EXERCISE BRIEF: Select the lines that hold the word "screenshot" and copy each one.

INPUT ROWS:
- - - - - - -

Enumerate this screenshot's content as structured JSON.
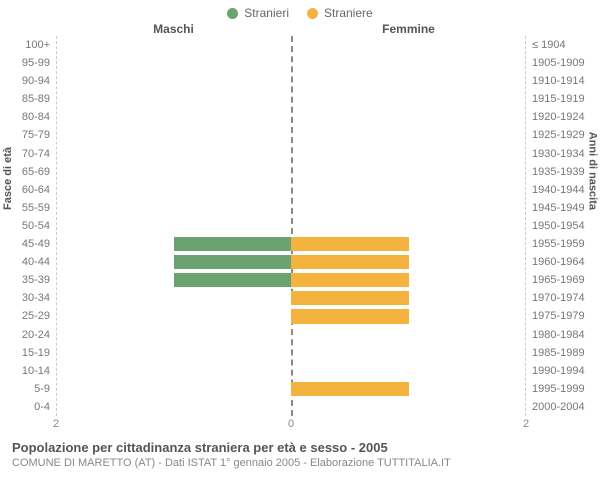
{
  "legend": {
    "items": [
      {
        "label": "Stranieri",
        "color": "#6aa36f"
      },
      {
        "label": "Straniere",
        "color": "#f4b23f"
      }
    ]
  },
  "headers": {
    "left": "Maschi",
    "right": "Femmine"
  },
  "axis_labels": {
    "left": "Fasce di età",
    "right": "Anni di nascita"
  },
  "age_bands": [
    {
      "age": "100+",
      "years": "≤ 1904",
      "m": 0,
      "f": 0
    },
    {
      "age": "95-99",
      "years": "1905-1909",
      "m": 0,
      "f": 0
    },
    {
      "age": "90-94",
      "years": "1910-1914",
      "m": 0,
      "f": 0
    },
    {
      "age": "85-89",
      "years": "1915-1919",
      "m": 0,
      "f": 0
    },
    {
      "age": "80-84",
      "years": "1920-1924",
      "m": 0,
      "f": 0
    },
    {
      "age": "75-79",
      "years": "1925-1929",
      "m": 0,
      "f": 0
    },
    {
      "age": "70-74",
      "years": "1930-1934",
      "m": 0,
      "f": 0
    },
    {
      "age": "65-69",
      "years": "1935-1939",
      "m": 0,
      "f": 0
    },
    {
      "age": "60-64",
      "years": "1940-1944",
      "m": 0,
      "f": 0
    },
    {
      "age": "55-59",
      "years": "1945-1949",
      "m": 0,
      "f": 0
    },
    {
      "age": "50-54",
      "years": "1950-1954",
      "m": 0,
      "f": 0
    },
    {
      "age": "45-49",
      "years": "1955-1959",
      "m": 1,
      "f": 1
    },
    {
      "age": "40-44",
      "years": "1960-1964",
      "m": 1,
      "f": 1
    },
    {
      "age": "35-39",
      "years": "1965-1969",
      "m": 1,
      "f": 1
    },
    {
      "age": "30-34",
      "years": "1970-1974",
      "m": 0,
      "f": 1
    },
    {
      "age": "25-29",
      "years": "1975-1979",
      "m": 0,
      "f": 1
    },
    {
      "age": "20-24",
      "years": "1980-1984",
      "m": 0,
      "f": 0
    },
    {
      "age": "15-19",
      "years": "1985-1989",
      "m": 0,
      "f": 0
    },
    {
      "age": "10-14",
      "years": "1990-1994",
      "m": 0,
      "f": 0
    },
    {
      "age": "5-9",
      "years": "1995-1999",
      "m": 0,
      "f": 1
    },
    {
      "age": "0-4",
      "years": "2000-2004",
      "m": 0,
      "f": 0
    }
  ],
  "x_axis": {
    "max": 2,
    "ticks": [
      2,
      0,
      2
    ]
  },
  "colors": {
    "male": "#6aa36f",
    "female": "#f4b23f",
    "midline": "#888888",
    "grid": "#cccccc",
    "background": "#ffffff"
  },
  "footer": {
    "title": "Popolazione per cittadinanza straniera per età e sesso - 2005",
    "subtitle": "COMUNE DI MARETTO (AT) - Dati ISTAT 1° gennaio 2005 - Elaborazione TUTTITALIA.IT"
  }
}
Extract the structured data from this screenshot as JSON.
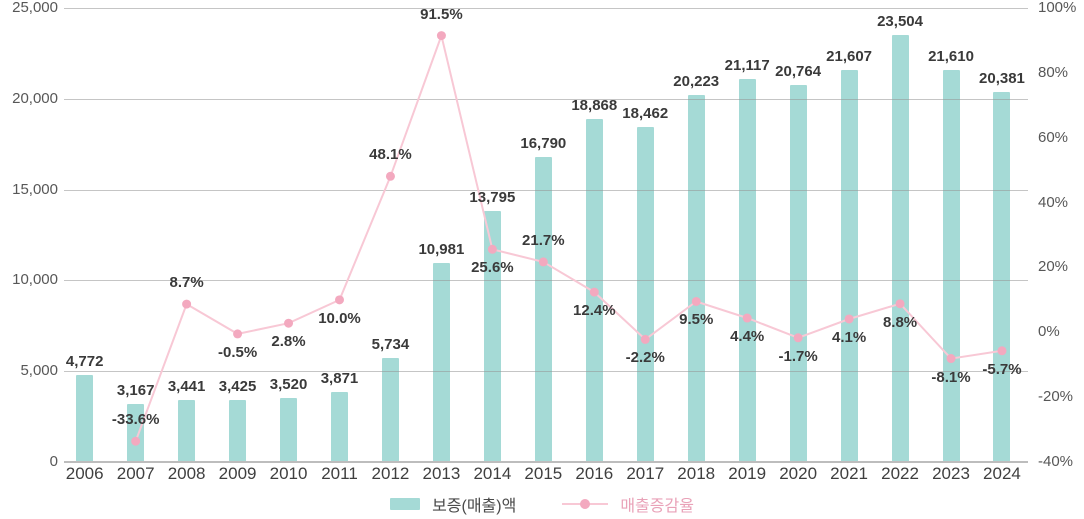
{
  "chart_data": {
    "type": "bar",
    "subtype": "combo-bar-line-dual-axis",
    "title": "",
    "categories": [
      "2006",
      "2007",
      "2008",
      "2009",
      "2010",
      "2011",
      "2012",
      "2013",
      "2014",
      "2015",
      "2016",
      "2017",
      "2018",
      "2019",
      "2020",
      "2021",
      "2022",
      "2023",
      "2024"
    ],
    "series": [
      {
        "name": "보증(매출)액",
        "type": "bar",
        "axis": "left",
        "color": "#a5dad6",
        "values": [
          4772,
          3167,
          3441,
          3425,
          3520,
          3871,
          5734,
          10981,
          13795,
          16790,
          18868,
          18462,
          20223,
          21117,
          20764,
          21607,
          23504,
          21610,
          20381
        ],
        "labels": [
          "4,772",
          "3,167",
          "3,441",
          "3,425",
          "3,520",
          "3,871",
          "5,734",
          "10,981",
          "13,795",
          "16,790",
          "18,868",
          "18,462",
          "20,223",
          "21,117",
          "20,764",
          "21,607",
          "23,504",
          "21,610",
          "20,381"
        ]
      },
      {
        "name": "매출증감율",
        "type": "line",
        "axis": "right",
        "color": "#f8c8d5",
        "marker_color": "#f3a9bf",
        "values": [
          null,
          -33.6,
          8.7,
          -0.5,
          2.8,
          10.0,
          48.1,
          91.5,
          25.6,
          21.7,
          12.4,
          -2.2,
          9.5,
          4.4,
          -1.7,
          4.1,
          8.8,
          -8.1,
          -5.7
        ],
        "labels": [
          null,
          "-33.6%",
          "8.7%",
          "-0.5%",
          "2.8%",
          "10.0%",
          "48.1%",
          "91.5%",
          "25.6%",
          "21.7%",
          "12.4%",
          "-2.2%",
          "9.5%",
          "4.4%",
          "-1.7%",
          "4.1%",
          "8.8%",
          "-8.1%",
          "-5.7%"
        ],
        "label_positions": [
          null,
          "above",
          "above",
          "below",
          "below",
          "below",
          "above",
          "above",
          "below",
          "above",
          "below",
          "below",
          "below",
          "below",
          "below",
          "below",
          "below",
          "below",
          "below"
        ]
      }
    ],
    "left_axis": {
      "min": 0,
      "max": 25000,
      "tick_values": [
        25000,
        20000,
        15000,
        10000,
        5000,
        0
      ],
      "tick_labels": [
        "25,000",
        "20,000",
        "15,000",
        "10,000",
        "5,000",
        "0"
      ]
    },
    "right_axis": {
      "min": -40,
      "max": 100,
      "tick_values": [
        100,
        80,
        60,
        40,
        20,
        0,
        -20,
        -40
      ],
      "tick_labels": [
        "100%",
        "80%",
        "60%",
        "40%",
        "20%",
        "0%",
        "-20%",
        "-40%"
      ]
    },
    "grid": true,
    "legend_position": "bottom"
  },
  "legend": {
    "items": [
      {
        "label": "보증(매출)액",
        "type": "bar"
      },
      {
        "label": "매출증감율",
        "type": "line"
      }
    ]
  },
  "colors": {
    "bar": "#a5dad6",
    "line": "#f8c8d5",
    "marker": "#f3a9bf",
    "grid": "#c9c9c9",
    "axis_text": "#575757",
    "value_text": "#3a3a3a",
    "legend_bar_text": "#4a4a4a",
    "legend_line_text": "#e9a2b8"
  }
}
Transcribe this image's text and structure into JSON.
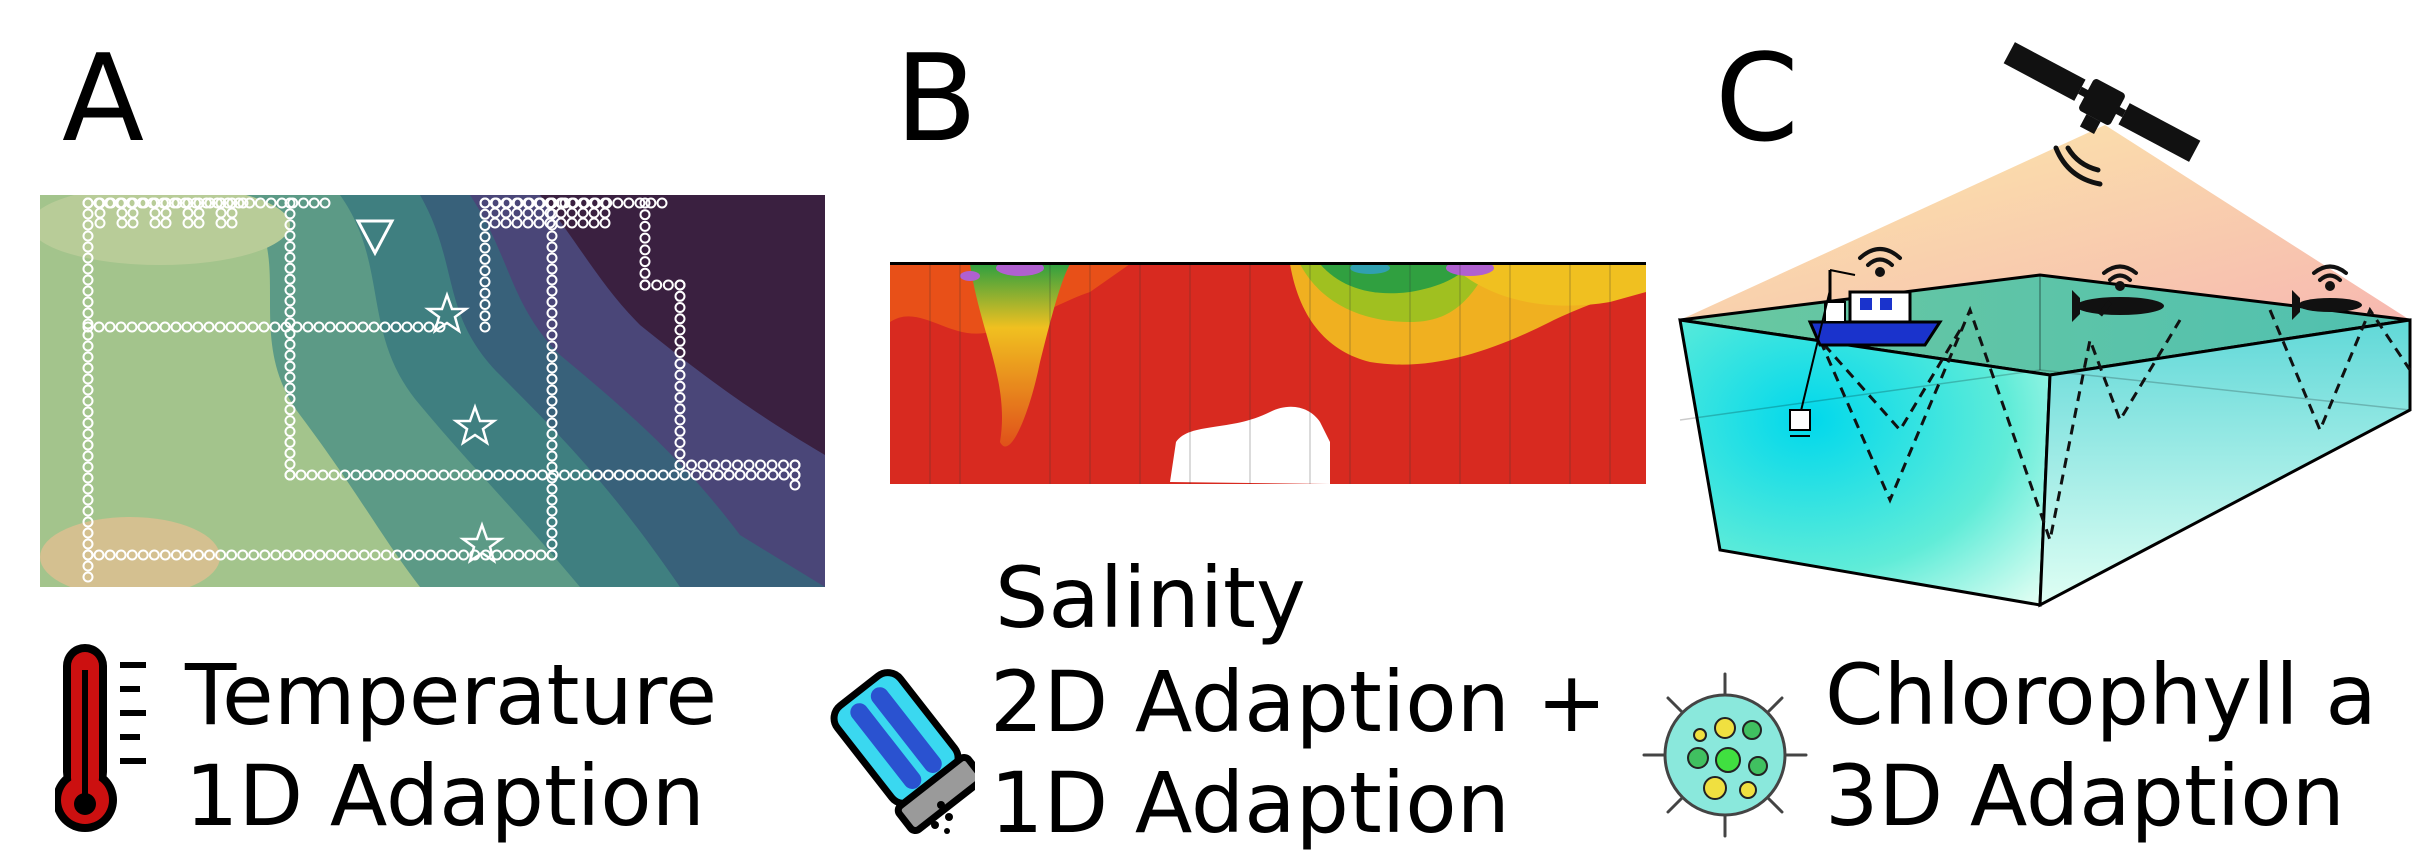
{
  "panels": [
    {
      "letter": "A",
      "caption_lines": [
        "Temperature",
        "1D Adaption"
      ],
      "icon": "thermometer-icon"
    },
    {
      "letter": "B",
      "caption_lines": [
        "Salinity",
        "2D Adaption +",
        "1D Adaption"
      ],
      "icon": "salt-shaker-icon"
    },
    {
      "letter": "C",
      "caption_lines": [
        "Chlorophyll a",
        "3D Adaption"
      ],
      "icon": "phytoplankton-cell-icon"
    }
  ],
  "colors": {
    "temp_low": "#3a2040",
    "temp_mid": "#3f7f7f",
    "temp_high": "#a8c48c",
    "salinity_high": "#d42820",
    "salinity_mid": "#f0c020",
    "salinity_low": "#40a040",
    "water_top": "#00d8e8",
    "water_bottom": "#e6fff4",
    "thermometer_red": "#cc1010",
    "boat_blue": "#1a33cc"
  }
}
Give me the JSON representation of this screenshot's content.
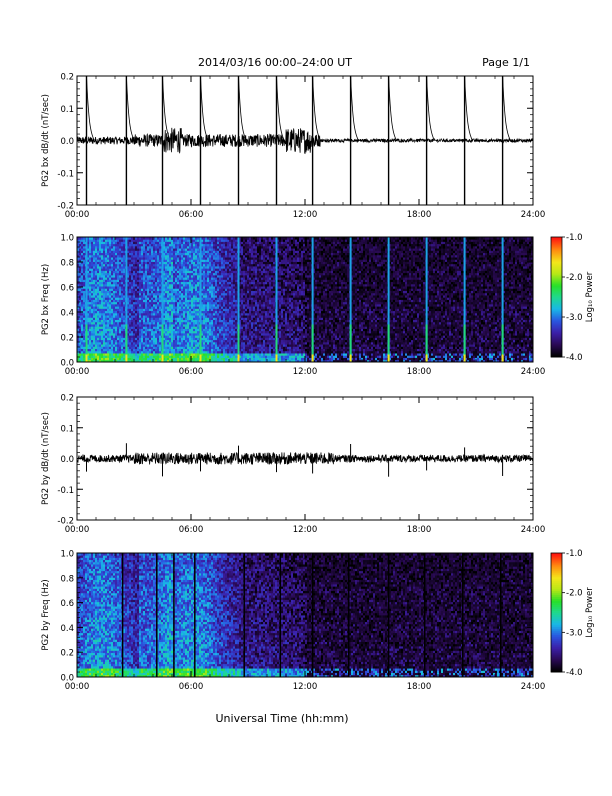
{
  "header": {
    "title": "2014/03/16  00:00–24:00 UT",
    "page": "Page 1/1"
  },
  "footer": {
    "xlabel": "Universal Time (hh:mm)"
  },
  "colorbar_label": "Log₁₀ Power",
  "colorbar_ticks": [
    "-1.0",
    "-2.0",
    "-3.0",
    "-4.0"
  ],
  "colors": {
    "spectrogram_scale": [
      "#000000",
      "#2a0a55",
      "#3b1fa8",
      "#2a55e0",
      "#19b7e8",
      "#1fd890",
      "#28e028",
      "#b8e816",
      "#f5e51a",
      "#ff8c10",
      "#ff1a10"
    ]
  },
  "chart_data": [
    {
      "type": "line",
      "ylabel": "PG2 bx dB/dt (nT/sec)",
      "ylim": [
        -0.2,
        0.2
      ],
      "yticks": [
        "0.2",
        "0.1",
        "0.0",
        "-0.1",
        "-0.2"
      ],
      "xticks": [
        "00:00",
        "06:00",
        "12:00",
        "18:00",
        "24:00"
      ],
      "xlim_hours": [
        0,
        24
      ],
      "series": [
        {
          "name": "",
          "baseline": 0.0,
          "spike_times_hours": [
            0.5,
            2.6,
            4.5,
            6.5,
            8.5,
            10.5,
            12.4,
            14.4,
            16.4,
            18.4,
            20.4,
            22.4
          ],
          "spike_amplitude": 0.2
        }
      ]
    },
    {
      "type": "heatmap",
      "ylabel": "PG2 bx Freq (Hz)",
      "ylim": [
        0.0,
        1.0
      ],
      "yticks": [
        "1.0",
        "0.8",
        "0.6",
        "0.4",
        "0.2",
        "0.0"
      ],
      "xticks": [
        "00:00",
        "06:00",
        "12:00",
        "18:00",
        "24:00"
      ],
      "xlim_hours": [
        0,
        24
      ],
      "zlim": [
        -4.0,
        -1.0
      ],
      "spike_times_hours": [
        0.5,
        2.6,
        4.5,
        6.5,
        8.5,
        10.5,
        12.4,
        14.4,
        16.4,
        18.4,
        20.4,
        22.4
      ]
    },
    {
      "type": "line",
      "ylabel": "PG2 by dB/dt (nT/sec)",
      "ylim": [
        -0.2,
        0.2
      ],
      "yticks": [
        "0.2",
        "0.1",
        "0.0",
        "-0.1",
        "-0.2"
      ],
      "xticks": [
        "00:00",
        "06:00",
        "12:00",
        "18:00",
        "24:00"
      ],
      "xlim_hours": [
        0,
        24
      ],
      "series": [
        {
          "name": "",
          "baseline": 0.0,
          "spike_times_hours": [
            0.5,
            2.6,
            4.5,
            6.5,
            8.5,
            10.5,
            12.4,
            14.4,
            16.4,
            18.4,
            20.4,
            22.4
          ],
          "spike_amplitude": 0.06
        }
      ]
    },
    {
      "type": "heatmap",
      "ylabel": "PG2 by Freq (Hz)",
      "ylim": [
        0.0,
        1.0
      ],
      "yticks": [
        "1.0",
        "0.8",
        "0.6",
        "0.4",
        "0.2",
        "0.0"
      ],
      "xticks": [
        "00:00",
        "06:00",
        "12:00",
        "18:00",
        "24:00"
      ],
      "xlim_hours": [
        0,
        24
      ],
      "zlim": [
        -4.0,
        -1.0
      ],
      "spike_times_hours": [
        2.4,
        4.2,
        5.1,
        6.2,
        8.8,
        10.7,
        12.4,
        14.3,
        16.4,
        18.3,
        20.3,
        22.3
      ]
    }
  ]
}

- - - - - - -

RESULT OF THE TASK:
Enumerate this screenshot's content as structured JSON.
Extract the structured data from this screenshot as JSON.
Give me the JSON representation of this screenshot's content.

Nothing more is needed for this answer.